Quelques coups de coeur

ESSAI

Mille Kessel et miscellanées

«Journaliste de métier, écrivain par vocation», se plaisait-il à dire. Mais aussi homme d’action, émigré russe, jeune homme bagarreur, aviateur pendant la Grande Guerre, reporter, courageux résistant, homme de lettres reconnu, admiré, noceur invétéré, épris d’absolu… il n’y a pas un, mais cent, mille Joseph Kessel. Éditeur et écrivain, avec Joseph Kessel, La vie jusqu’au bout, Marc Alaux dresse un portrait passionnant et original du lion fraternel. La fin de l’opus est augmentée de délicieuses miscellanées, ou, dans le désordre, on apprend de nombreuses anecdotes sur l’écrivain. Parmi celles-ci, les propos d’Henry de Monfreid: «Sous alcool Kessel est déchaîné; c’est la brute russe qui domine tout.» Sacré Kessel! Ph.L.

Joseph Kessel, La vie jusqu’au bout, Marc Alaux, Transboréal; 187 p. 14,90 €.

POéSIE

Darras et l’eau de là

«Écrire, pour Jacques Darras, c’est avant tout partir à la rencontre du monde», estime dans la préface le poète Georges Guillain, à propos de L’Indiscipline de l’eau, Anthologie personnelle, de Jacques Darras. On ne peut mieux dire. Résolument picard, celui qui ne cesse de se souvenir de son cher Ponthieu et du Marquenterre, aime à suivre les cours d’eau. À l’image de certains poètes et écrivains de la Beat Generation (Brautigan, Kerouac, Ginsberg, etc.), il part du minuscule -exemple: le fleuve côtier la Maye – pour sortir du lit de cette rivière, humide maîtresse, puis embrasser le monde. L’universel. Ici, il prend l’air en Belgique, à Laon, en bières (Chimay et d’autres). Une jolie balade en vers et contre tout ce qui dort. Ph.L.

 

L’indiscipline de l’eau, Anthologie personnelle, Jacques Darras, préf. de Georges Guillain. Poésie/Gallimard; 242 p.; 7,90 €.

———

◆ **Consignes de l'exercice**:
A. D'après la chronique de lectures, chez quel éditeur paraît l'ouvrage de Marc Alaux consacré à Joseph Kessel ?
B. Pour chaque affirmation, dites par oui ou par non si elle s'accorde avec la chronique de lectures, en citant les mots qui tranchent. (i) L'anthologie de Jacques Darras est préfacée par Georges Guillain. (ii) Le livre de Marc Alaux compte 242 pages. (iii) Kessel se disait écrivain de métier et journaliste par vocation.
C. Reprenez la chronique de lectures à la suite de sa dernière phrase et poursuivez-la.
Le matériau présenté ci-dessous provient d'une autre source.

◆ **Extrait de données**:
———

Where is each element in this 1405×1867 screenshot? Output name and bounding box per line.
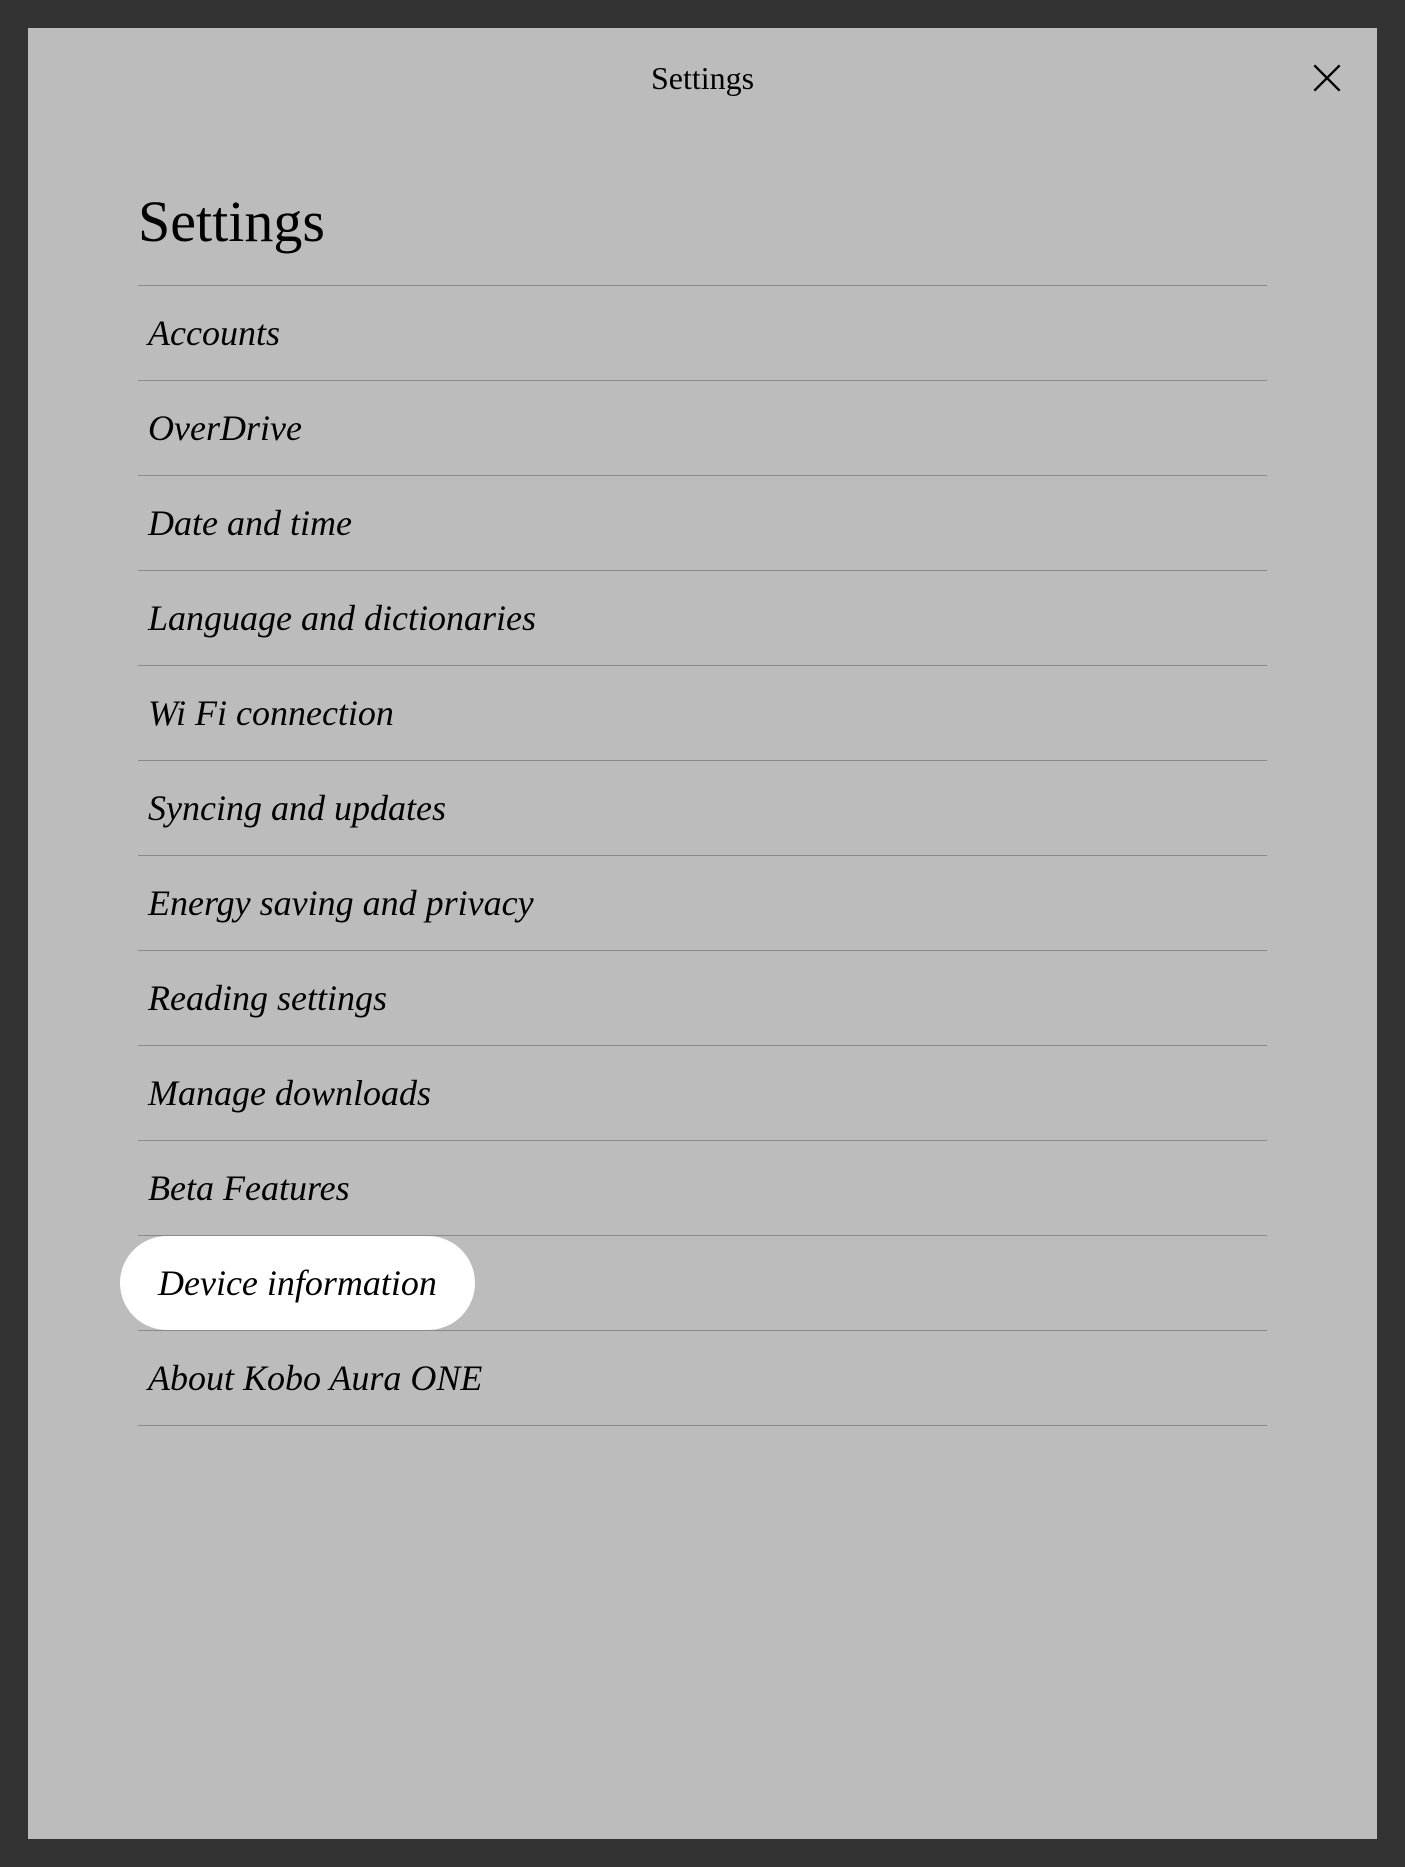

———

◆ **Liste des réponses**:
A. Il paraît chez Transboréal.

B.
(i) Oui : « préf. de Georges Guillain ».
(ii) Non : « 187 p. ».
(iii) Non : « Journaliste de métier, écrivain par vocation ».

C.
ROMANS

La lumière vient de l’Est

Fondé en avril 2015 par la journaliste et écrivain Natalie Turine, Louison Éditions a pour vocation de faire découvrir la littérature russe moderne. Son ambition? Faire lire les auteurs insoumis et libres. Deux romans nous parviennent: Feu rouge, Roman cathédrale, de Maxim Kantor, et Le Hollandais volant, Le spectre de la culture, de Youri Maletski, les deux préfacés par l’excellent Éric Naulleau. Ce dernier, à propos de l’ouvrage Kantor, écrit: «De L’Est, encore. Comme de l’Est vient toujours la lumière, de l’Est nous arrive une nouvelle œuvre magistrale.» De l’Est vient toujours la lumière; il a raison Naulleau. Comme a tout autant raison Kantor quand il écrit, imparable: «(…) pour un homme qui ne vit qu’une fois, mourir est quelque chose de grave.» Avant de mourir: lisez Kantor, Maletski. Et Naulleau. C’est salutaire. Ph.L.

 

Feu rouge, Roman cathédrale, Maxim Kantor, préf. d’Éric Naulleau; Louison Éditions; 749 p.; 29 €. Le Hollandais volant, Le spectre de la culture, Youri Maletski, préf. d’Éric Naulleau; Louison Éditions; 147 p.; 22 €.

 

 

FOLK

Baryton

Installé à Austin au Texas depuis quelque temps, Guillaume Fresneau, ex-fondateur du groupe rennais Dahlia, a mené a bien le projet Redeye. Voici l’album The Memory layers, ravissant, convaincant, à la fois puissant et gros d’un folk-rock vigoureux et énergique, et félin grâce aux mélodies subtiles. De sa voix de baryton, il raconte des histoires où se mêlent nature, religion, amours et rudes contrées. Totale réussite. Ph.L.

The Memory layers, Redeye.

Jacques Darras.

Jacques Darras.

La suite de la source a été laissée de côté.